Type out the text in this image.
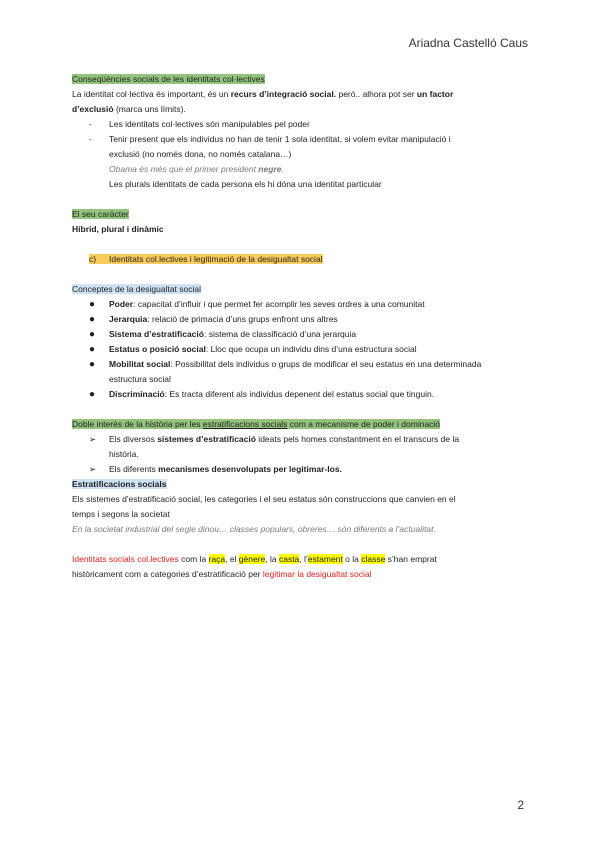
Ariadna Castelló Caus
Conseqüències socials de les identitats col·lectives
La identitat col·lectiva és important, és un recurs d’integració social. però.. alhora pot ser un factor
d’exclusió (marca uns límits).
-	Les identitats col·lectives són manipulables pel poder
-	Tenir present que els individus no han de tenir 1 sola identitat, si volem evitar manipulació i
exclusió (no només dona, no només catalana…)
Obama és més que el primer president negre.
Les plurals identitats de cada persona els hi dóna una identitat particular
El seu caràcter
Híbrid, plural i dinàmic
c) Identitats col.lectives i legitimació de la desigualtat social
Conceptes de la desigualtat social
●	Poder: capacitat d’influir i que permet fer acomplir les seves ordres a una comunitat
●	Jerarquia: relació de primacia d’uns grups enfront uns altres
●	Sistema d’estratificació: sistema de classificació d’una jerarquia
●	Estatus o posició social: Lloc que ocupa un individu dins d’una estructura social
●	Mobilitat social: Possibilitat dels individus o grups de modificar el seu estatus en una determinada estructura social
●	Discriminació: Es tracta diferent als individus depenent del estatus social que tinguin.
Doble interès de la història per les estratificacions socials com a mecanisme de poder i dominació
➢	Els diversos sistemes d’estratificació ideats pels homes constantment en el transcurs de la
història.
➢	Els diferents mecanismes desenvolupats per legitimar-los.
Estratificacions socials
Els sistemes d’estratificació social, les categories i el seu estatus són construccions que canvien en el
temps i segons la societat
En la societat industrial del segle dinou… classes populars, obreres… són diferents a l’actualitat.
Identitats socials col.lectives com la raça, el gènere, la casta, l’estament o la classe s’han emprat
històricament com a categories d’estratificació per legitimar la desigualtat social
2
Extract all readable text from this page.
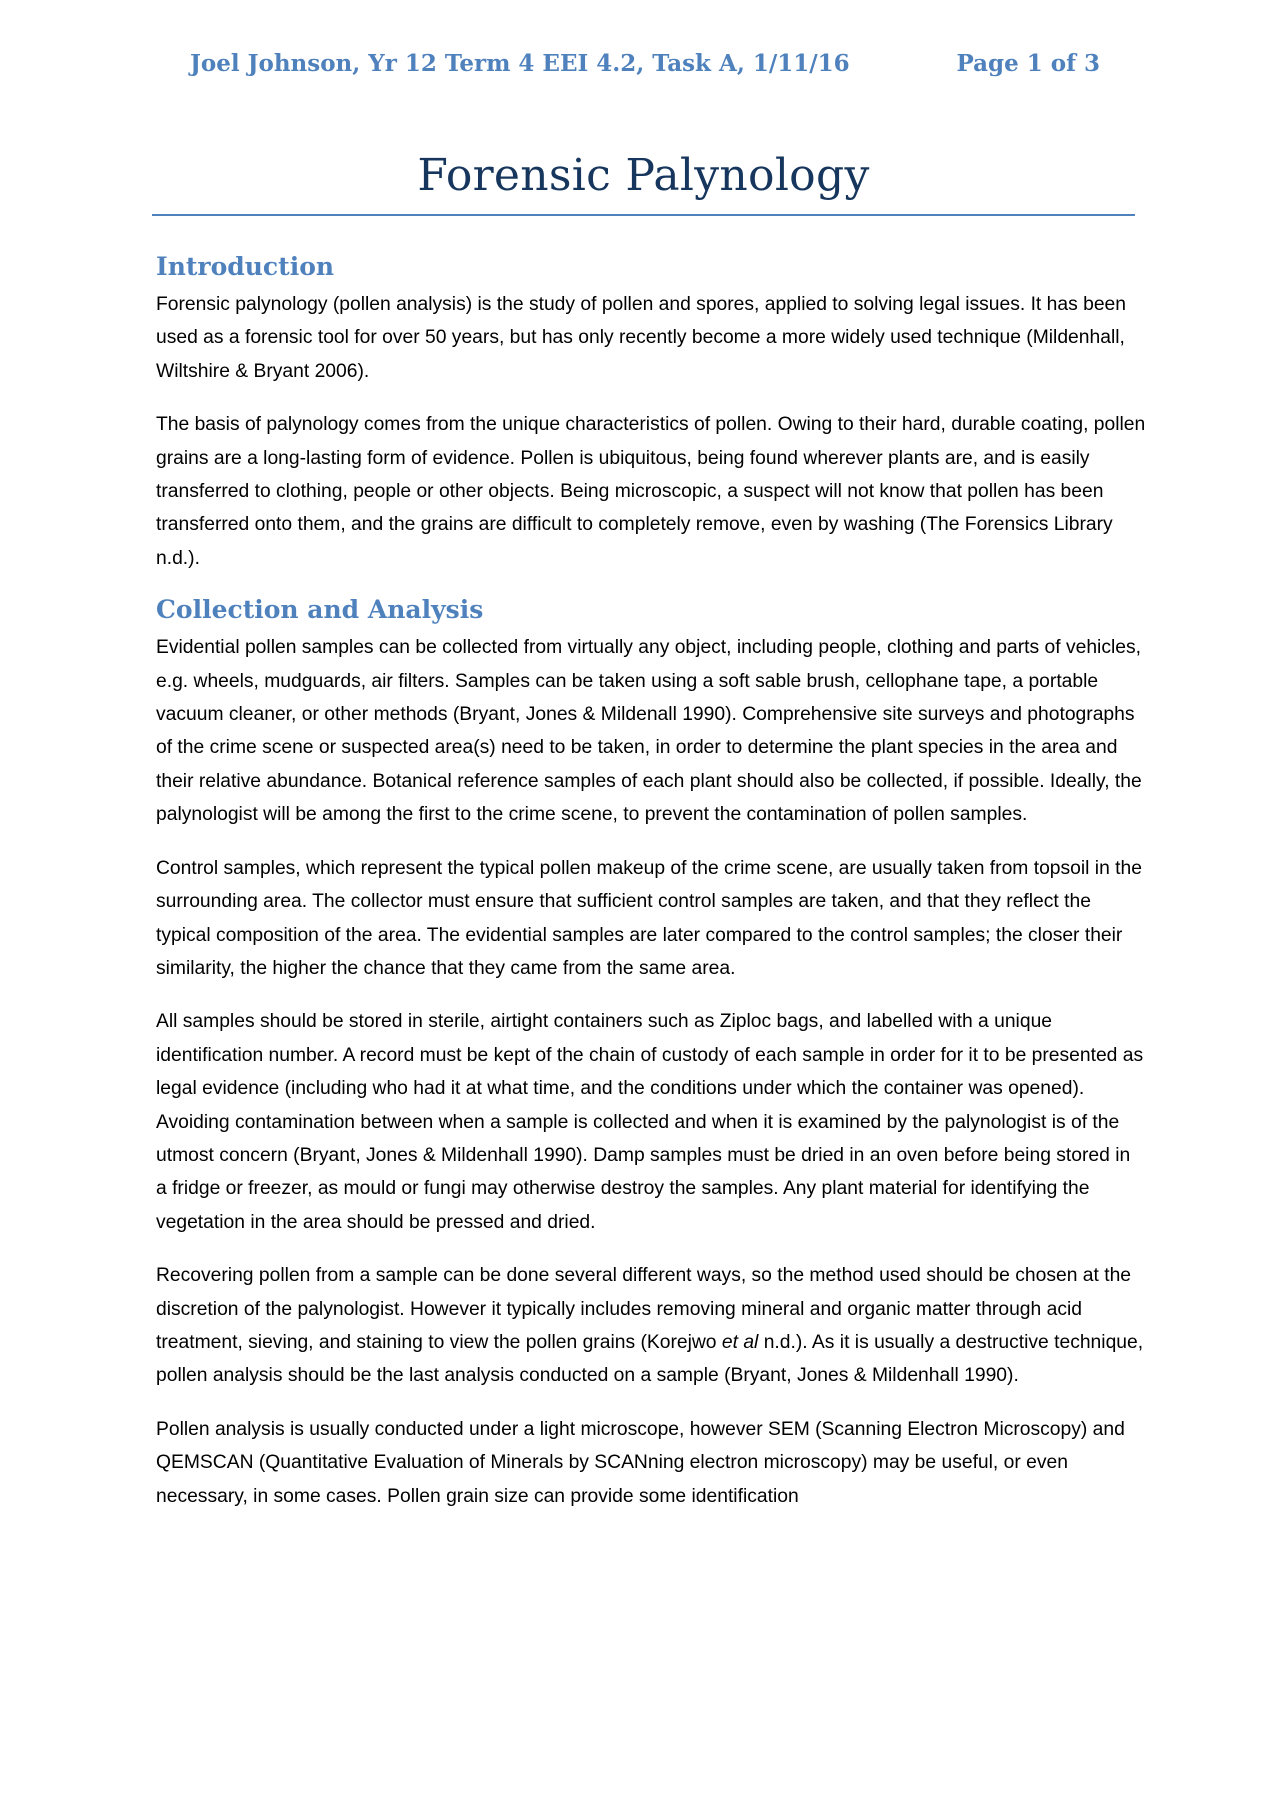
Joel Johnson, Yr 12 Term 4 EEI 4.2, Task A, 1/11/16	Page 1 of 3
Forensic Palynology
Introduction

Forensic palynology (pollen analysis) is the study of pollen and spores, applied to solving legal issues. It has been used as a forensic tool for over 50 years, but has only recently become a more widely used technique (Mildenhall, Wiltshire & Bryant 2006).

The basis of palynology comes from the unique characteristics of pollen. Owing to their hard, durable coating, pollen grains are a long-lasting form of evidence. Pollen is ubiquitous, being found wherever plants are, and is easily transferred to clothing, people or other objects. Being microscopic, a suspect will not know that pollen has been transferred onto them, and the grains are difficult to completely remove, even by washing (The Forensics Library n.d.).

Collection and Analysis

Evidential pollen samples can be collected from virtually any object, including people, clothing and parts of vehicles, e.g. wheels, mudguards, air filters. Samples can be taken using a soft sable brush, cellophane tape, a portable vacuum cleaner, or other methods (Bryant, Jones & Mildenall 1990). Comprehensive site surveys and photographs of the crime scene or suspected area(s) need to be taken, in order to determine the plant species in the area and their relative abundance. Botanical reference samples of each plant should also be collected, if possible. Ideally, the palynologist will be among the first to the crime scene, to prevent the contamination of pollen samples.

Control samples, which represent the typical pollen makeup of the crime scene, are usually taken from topsoil in the surrounding area. The collector must ensure that sufficient control samples are taken, and that they reflect the typical composition of the area. The evidential samples are later compared to the control samples; the closer their similarity, the higher the chance that they came from the same area.

All samples should be stored in sterile, airtight containers such as Ziploc bags, and labelled with a unique identification number. A record must be kept of the chain of custody of each sample in order for it to be presented as legal evidence (including who had it at what time, and the conditions under which the container was opened). Avoiding contamination between when a sample is collected and when it is examined by the palynologist is of the utmost concern (Bryant, Jones & Mildenhall 1990). Damp samples must be dried in an oven before being stored in a fridge or freezer, as mould or fungi may otherwise destroy the samples. Any plant material for identifying the vegetation in the area should be pressed and dried.

Recovering pollen from a sample can be done several different ways, so the method used should be chosen at the discretion of the palynologist. However it typically includes removing mineral and organic matter through acid treatment, sieving, and staining to view the pollen grains (Korejwo et al n.d.). As it is usually a destructive technique, pollen analysis should be the last analysis conducted on a sample (Bryant, Jones & Mildenhall 1990).

Pollen analysis is usually conducted under a light microscope, however SEM (Scanning Electron Microscopy) and QEMSCAN (Quantitative Evaluation of Minerals by SCANning electron microscopy) may be useful, or even necessary, in some cases. Pollen grain size can provide some identification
####################
(Instructions to follow):
Copy down every line of the material above that includes the string "socials".

(Response for this exercise):
Conseqüències socials de les identitats col·lectives
Doble interès de la història per les estratificacions socials com a mecanisme de poder i dominació
Estratificacions socials
Identitats socials col.lectives com la raça, el gènere, la casta, l’estament o la classe s’han emprat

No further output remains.